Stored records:

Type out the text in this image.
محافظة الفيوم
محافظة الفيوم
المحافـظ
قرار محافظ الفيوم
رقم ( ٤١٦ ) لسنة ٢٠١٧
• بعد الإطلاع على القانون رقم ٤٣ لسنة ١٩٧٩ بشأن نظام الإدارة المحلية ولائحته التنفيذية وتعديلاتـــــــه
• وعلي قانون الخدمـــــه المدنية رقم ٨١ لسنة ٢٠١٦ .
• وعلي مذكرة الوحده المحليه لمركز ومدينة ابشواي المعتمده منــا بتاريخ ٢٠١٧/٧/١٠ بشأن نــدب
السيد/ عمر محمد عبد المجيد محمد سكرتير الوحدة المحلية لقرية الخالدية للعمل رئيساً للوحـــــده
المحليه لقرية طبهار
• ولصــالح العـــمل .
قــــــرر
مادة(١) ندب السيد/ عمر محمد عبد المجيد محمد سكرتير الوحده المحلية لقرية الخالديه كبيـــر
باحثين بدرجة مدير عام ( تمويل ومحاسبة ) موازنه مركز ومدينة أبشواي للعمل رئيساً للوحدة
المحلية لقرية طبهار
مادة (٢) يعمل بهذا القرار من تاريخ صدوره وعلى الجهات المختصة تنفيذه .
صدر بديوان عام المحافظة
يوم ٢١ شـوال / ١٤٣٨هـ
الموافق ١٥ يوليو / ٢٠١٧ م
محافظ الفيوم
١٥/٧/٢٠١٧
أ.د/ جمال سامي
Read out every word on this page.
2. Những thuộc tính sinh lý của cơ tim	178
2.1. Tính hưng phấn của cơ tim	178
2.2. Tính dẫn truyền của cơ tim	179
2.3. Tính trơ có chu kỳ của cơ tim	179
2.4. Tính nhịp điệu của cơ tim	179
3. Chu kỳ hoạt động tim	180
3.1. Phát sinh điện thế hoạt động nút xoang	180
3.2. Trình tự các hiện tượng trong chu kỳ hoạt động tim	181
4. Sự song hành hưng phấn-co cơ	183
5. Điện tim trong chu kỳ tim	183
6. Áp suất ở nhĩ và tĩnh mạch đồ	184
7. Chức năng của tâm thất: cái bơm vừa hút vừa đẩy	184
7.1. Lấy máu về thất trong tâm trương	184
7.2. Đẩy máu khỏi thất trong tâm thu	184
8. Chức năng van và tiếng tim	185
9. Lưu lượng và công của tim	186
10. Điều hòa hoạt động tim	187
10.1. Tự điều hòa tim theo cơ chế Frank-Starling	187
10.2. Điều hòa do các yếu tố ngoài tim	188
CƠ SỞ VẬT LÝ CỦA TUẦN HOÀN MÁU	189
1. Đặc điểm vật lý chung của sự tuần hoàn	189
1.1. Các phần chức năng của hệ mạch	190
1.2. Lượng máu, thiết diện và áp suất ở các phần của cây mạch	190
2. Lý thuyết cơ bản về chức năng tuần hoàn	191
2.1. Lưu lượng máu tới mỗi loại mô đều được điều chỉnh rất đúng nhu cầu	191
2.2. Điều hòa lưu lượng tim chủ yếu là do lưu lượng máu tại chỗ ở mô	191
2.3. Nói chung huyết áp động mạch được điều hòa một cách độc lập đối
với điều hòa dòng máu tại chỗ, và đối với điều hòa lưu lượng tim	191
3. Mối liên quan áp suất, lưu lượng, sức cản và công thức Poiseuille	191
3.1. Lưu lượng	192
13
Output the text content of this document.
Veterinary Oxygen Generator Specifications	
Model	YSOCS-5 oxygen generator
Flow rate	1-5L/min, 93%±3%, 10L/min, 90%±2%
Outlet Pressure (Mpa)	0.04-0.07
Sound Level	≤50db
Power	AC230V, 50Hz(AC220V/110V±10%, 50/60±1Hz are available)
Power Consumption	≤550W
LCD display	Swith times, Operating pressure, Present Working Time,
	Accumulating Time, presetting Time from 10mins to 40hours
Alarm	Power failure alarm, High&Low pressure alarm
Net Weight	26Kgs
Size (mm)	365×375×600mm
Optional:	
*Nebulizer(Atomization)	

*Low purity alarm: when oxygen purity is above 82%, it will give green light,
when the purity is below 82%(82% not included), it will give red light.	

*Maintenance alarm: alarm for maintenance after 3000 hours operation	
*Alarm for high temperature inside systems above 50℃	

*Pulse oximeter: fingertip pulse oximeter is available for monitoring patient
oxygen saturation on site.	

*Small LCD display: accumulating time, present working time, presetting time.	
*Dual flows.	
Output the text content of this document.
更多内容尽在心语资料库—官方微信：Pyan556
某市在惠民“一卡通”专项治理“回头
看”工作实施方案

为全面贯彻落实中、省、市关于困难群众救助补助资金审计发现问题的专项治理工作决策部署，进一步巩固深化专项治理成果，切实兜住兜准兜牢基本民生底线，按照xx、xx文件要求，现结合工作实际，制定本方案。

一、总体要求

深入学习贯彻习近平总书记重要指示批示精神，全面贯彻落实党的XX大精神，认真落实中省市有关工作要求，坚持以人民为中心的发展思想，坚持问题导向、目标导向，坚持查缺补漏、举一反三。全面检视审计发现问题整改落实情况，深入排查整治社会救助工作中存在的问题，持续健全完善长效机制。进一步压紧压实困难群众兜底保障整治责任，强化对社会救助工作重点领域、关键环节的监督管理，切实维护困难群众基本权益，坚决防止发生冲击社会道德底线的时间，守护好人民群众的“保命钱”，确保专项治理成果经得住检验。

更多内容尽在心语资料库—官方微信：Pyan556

◆ **GIVEN PROBLEM**
Write out every record shown above, word for word.

◆ **ANSWER TO THIS TASK**
Type out the text in this image.
محافظة الفيوم
محافظة الفيوم
المحافـظ
قرار محافظ الفيوم
رقم ( ٤١٦ ) لسنة ٢٠١٧
• بعد الإطلاع على القانون رقم ٤٣ لسنة ١٩٧٩ بشأن نظام الإدارة المحلية ولائحته التنفيذية وتعديلاتـــــــه
• وعلي قانون الخدمـــــه المدنية رقم ٨١ لسنة ٢٠١٦ .
• وعلي مذكرة الوحده المحليه لمركز ومدينة ابشواي المعتمده منــا بتاريخ ٢٠١٧/٧/١٠ بشأن نــدب
السيد/ عمر محمد عبد المجيد محمد سكرتير الوحدة المحلية لقرية الخالدية للعمل رئيساً للوحـــــده
المحليه لقرية طبهار
• ولصــالح العـــمل .
قــــــرر
مادة(١) ندب السيد/ عمر محمد عبد المجيد محمد سكرتير الوحده المحلية لقرية الخالديه كبيـــر
باحثين بدرجة مدير عام ( تمويل ومحاسبة ) موازنه مركز ومدينة أبشواي للعمل رئيساً للوحدة
المحلية لقرية طبهار
مادة (٢) يعمل بهذا القرار من تاريخ صدوره وعلى الجهات المختصة تنفيذه .
صدر بديوان عام المحافظة
يوم ٢١ شـوال / ١٤٣٨هـ
الموافق ١٥ يوليو / ٢٠١٧ م
محافظ الفيوم
١٥/٧/٢٠١٧
أ.د/ جمال سامي
Read out every word on this page.
2. Những thuộc tính sinh lý của cơ tim	178
2.1. Tính hưng phấn của cơ tim	178
2.2. Tính dẫn truyền của cơ tim	179
2.3. Tính trơ có chu kỳ của cơ tim	179
2.4. Tính nhịp điệu của cơ tim	179
3. Chu kỳ hoạt động tim	180
3.1. Phát sinh điện thế hoạt động nút xoang	180
3.2. Trình tự các hiện tượng trong chu kỳ hoạt động tim	181
4. Sự song hành hưng phấn-co cơ	183
5. Điện tim trong chu kỳ tim	183
6. Áp suất ở nhĩ và tĩnh mạch đồ	184
7. Chức năng của tâm thất: cái bơm vừa hút vừa đẩy	184
7.1. Lấy máu về thất trong tâm trương	184
7.2. Đẩy máu khỏi thất trong tâm thu	184
8. Chức năng van và tiếng tim	185
9. Lưu lượng và công của tim	186
10. Điều hòa hoạt động tim	187
10.1. Tự điều hòa tim theo cơ chế Frank-Starling	187
10.2. Điều hòa do các yếu tố ngoài tim	188
CƠ SỞ VẬT LÝ CỦA TUẦN HOÀN MÁU	189
1. Đặc điểm vật lý chung của sự tuần hoàn	189
1.1. Các phần chức năng của hệ mạch	190
1.2. Lượng máu, thiết diện và áp suất ở các phần của cây mạch	190
2. Lý thuyết cơ bản về chức năng tuần hoàn	191
2.1. Lưu lượng máu tới mỗi loại mô đều được điều chỉnh rất đúng nhu cầu	191
2.2. Điều hòa lưu lượng tim chủ yếu là do lưu lượng máu tại chỗ ở mô	191
2.3. Nói chung huyết áp động mạch được điều hòa một cách độc lập đối
với điều hòa dòng máu tại chỗ, và đối với điều hòa lưu lượng tim	191
3. Mối liên quan áp suất, lưu lượng, sức cản và công thức Poiseuille	191
3.1. Lưu lượng	192
13
Output the text content of this document.
Veterinary Oxygen Generator Specifications	
Model	YSOCS-5 oxygen generator
Flow rate	1-5L/min, 93%±3%, 10L/min, 90%±2%
Outlet Pressure (Mpa)	0.04-0.07
Sound Level	≤50db
Power	AC230V, 50Hz(AC220V/110V±10%, 50/60±1Hz are available)
Power Consumption	≤550W
LCD display	Swith times, Operating pressure, Present Working Time,
	Accumulating Time, presetting Time from 10mins to 40hours
Alarm	Power failure alarm, High&Low pressure alarm
Net Weight	26Kgs
Size (mm)	365×375×600mm
Optional:	
*Nebulizer(Atomization)	

*Low purity alarm: when oxygen purity is above 82%, it will give green light,
when the purity is below 82%(82% not included), it will give red light.	

*Maintenance alarm: alarm for maintenance after 3000 hours operation	
*Alarm for high temperature inside systems above 50℃	

*Pulse oximeter: fingertip pulse oximeter is available for monitoring patient
oxygen saturation on site.	

*Small LCD display: accumulating time, present working time, presetting time.	
*Dual flows.	
Output the text content of this document.
更多内容尽在心语资料库—官方微信：Pyan556
某市在惠民“一卡通”专项治理“回头
看”工作实施方案

为全面贯彻落实中、省、市关于困难群众救助补助资金审计发现问题的专项治理工作决策部署，进一步巩固深化专项治理成果，切实兜住兜准兜牢基本民生底线，按照xx、xx文件要求，现结合工作实际，制定本方案。

一、总体要求

深入学习贯彻习近平总书记重要指示批示精神，全面贯彻落实党的XX大精神，认真落实中省市有关工作要求，坚持以人民为中心的发展思想，坚持问题导向、目标导向，坚持查缺补漏、举一反三。全面检视审计发现问题整改落实情况，深入排查整治社会救助工作中存在的问题，持续健全完善长效机制。进一步压紧压实困难群众兜底保障整治责任，强化对社会救助工作重点领域、关键环节的监督管理，切实维护困难群众基本权益，坚决防止发生冲击社会道德底线的时间，守护好人民群众的“保命钱”，确保专项治理成果经得住检验。

更多内容尽在心语资料库—官方微信：Pyan556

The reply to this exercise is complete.